Dataset items
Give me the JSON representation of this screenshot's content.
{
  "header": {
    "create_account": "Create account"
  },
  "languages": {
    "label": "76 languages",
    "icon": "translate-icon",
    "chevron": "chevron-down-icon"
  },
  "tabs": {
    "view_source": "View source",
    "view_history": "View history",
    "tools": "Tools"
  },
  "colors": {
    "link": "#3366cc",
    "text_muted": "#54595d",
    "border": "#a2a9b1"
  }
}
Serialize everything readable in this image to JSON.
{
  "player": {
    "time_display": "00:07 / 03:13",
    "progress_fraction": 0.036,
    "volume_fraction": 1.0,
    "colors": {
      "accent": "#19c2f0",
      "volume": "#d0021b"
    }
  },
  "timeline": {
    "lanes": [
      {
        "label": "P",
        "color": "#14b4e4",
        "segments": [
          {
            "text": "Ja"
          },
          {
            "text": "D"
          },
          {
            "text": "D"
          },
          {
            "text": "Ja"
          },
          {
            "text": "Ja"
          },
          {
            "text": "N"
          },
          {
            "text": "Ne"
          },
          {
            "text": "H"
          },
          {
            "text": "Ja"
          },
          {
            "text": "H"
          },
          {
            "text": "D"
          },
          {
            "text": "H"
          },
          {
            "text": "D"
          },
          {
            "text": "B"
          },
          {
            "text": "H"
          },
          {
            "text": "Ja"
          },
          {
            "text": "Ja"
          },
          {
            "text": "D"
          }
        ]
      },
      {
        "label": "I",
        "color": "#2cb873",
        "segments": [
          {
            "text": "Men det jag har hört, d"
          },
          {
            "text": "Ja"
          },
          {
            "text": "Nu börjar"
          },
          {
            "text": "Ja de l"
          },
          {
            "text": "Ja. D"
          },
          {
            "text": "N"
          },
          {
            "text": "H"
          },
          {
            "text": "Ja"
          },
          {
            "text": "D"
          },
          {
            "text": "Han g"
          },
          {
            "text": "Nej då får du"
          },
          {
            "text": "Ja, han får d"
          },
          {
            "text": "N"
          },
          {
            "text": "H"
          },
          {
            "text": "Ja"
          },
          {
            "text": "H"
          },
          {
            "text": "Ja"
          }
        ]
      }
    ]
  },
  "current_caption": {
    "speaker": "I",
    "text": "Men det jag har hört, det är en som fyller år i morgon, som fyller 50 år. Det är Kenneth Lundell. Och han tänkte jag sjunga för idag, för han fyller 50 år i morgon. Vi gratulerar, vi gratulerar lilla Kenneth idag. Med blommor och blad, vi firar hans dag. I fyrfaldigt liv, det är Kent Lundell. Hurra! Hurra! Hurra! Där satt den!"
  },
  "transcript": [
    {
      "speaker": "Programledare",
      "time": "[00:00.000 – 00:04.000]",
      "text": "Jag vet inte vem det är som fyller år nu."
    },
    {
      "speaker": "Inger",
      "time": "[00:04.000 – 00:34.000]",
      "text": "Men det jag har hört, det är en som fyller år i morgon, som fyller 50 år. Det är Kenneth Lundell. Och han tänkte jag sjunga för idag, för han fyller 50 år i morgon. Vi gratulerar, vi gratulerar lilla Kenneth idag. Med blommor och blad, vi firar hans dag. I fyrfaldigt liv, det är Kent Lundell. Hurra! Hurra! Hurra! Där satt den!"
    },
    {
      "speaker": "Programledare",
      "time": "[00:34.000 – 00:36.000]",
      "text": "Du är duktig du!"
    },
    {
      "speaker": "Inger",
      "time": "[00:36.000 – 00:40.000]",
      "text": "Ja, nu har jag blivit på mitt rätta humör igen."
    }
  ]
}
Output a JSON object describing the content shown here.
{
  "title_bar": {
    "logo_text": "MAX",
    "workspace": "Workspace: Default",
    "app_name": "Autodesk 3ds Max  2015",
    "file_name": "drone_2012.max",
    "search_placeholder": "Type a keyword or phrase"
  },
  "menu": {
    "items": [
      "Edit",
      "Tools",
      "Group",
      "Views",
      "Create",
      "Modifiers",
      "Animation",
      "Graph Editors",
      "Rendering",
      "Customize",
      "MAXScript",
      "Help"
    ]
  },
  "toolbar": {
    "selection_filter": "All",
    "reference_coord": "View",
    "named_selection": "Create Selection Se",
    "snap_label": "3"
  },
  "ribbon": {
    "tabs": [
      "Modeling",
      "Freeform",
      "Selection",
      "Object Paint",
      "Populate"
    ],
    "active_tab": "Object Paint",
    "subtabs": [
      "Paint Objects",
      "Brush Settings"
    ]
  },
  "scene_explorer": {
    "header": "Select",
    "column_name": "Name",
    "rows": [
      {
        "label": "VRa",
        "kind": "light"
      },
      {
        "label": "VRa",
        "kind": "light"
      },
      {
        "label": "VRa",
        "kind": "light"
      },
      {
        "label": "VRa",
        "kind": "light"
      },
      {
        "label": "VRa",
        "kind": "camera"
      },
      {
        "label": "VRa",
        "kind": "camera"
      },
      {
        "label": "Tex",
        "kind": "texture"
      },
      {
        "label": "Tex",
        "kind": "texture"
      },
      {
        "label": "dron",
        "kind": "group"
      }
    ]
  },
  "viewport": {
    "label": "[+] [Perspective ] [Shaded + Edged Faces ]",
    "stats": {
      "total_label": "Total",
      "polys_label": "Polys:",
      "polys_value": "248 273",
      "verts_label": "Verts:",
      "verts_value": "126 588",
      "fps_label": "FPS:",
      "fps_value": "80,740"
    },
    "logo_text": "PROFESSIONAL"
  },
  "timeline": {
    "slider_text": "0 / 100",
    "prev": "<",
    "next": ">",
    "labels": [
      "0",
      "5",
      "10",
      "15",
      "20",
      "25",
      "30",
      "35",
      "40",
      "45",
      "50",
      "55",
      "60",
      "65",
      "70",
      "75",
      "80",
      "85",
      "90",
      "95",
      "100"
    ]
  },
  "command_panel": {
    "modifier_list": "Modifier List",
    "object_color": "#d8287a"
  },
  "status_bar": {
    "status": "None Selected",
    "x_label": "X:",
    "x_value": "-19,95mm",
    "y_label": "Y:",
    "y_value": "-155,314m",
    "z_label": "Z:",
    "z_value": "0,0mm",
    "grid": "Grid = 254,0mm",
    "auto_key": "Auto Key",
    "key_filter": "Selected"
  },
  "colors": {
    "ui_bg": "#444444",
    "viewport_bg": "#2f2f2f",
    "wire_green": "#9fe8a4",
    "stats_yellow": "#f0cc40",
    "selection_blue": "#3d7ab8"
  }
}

[SHORT PROBLEM]:
Look for lines containing the string "content" and copy them all.

[ANSWER TO THE EXERCISE]:
Give me the JSON representation of this screenshot's content.
Output a JSON object describing the content shown here.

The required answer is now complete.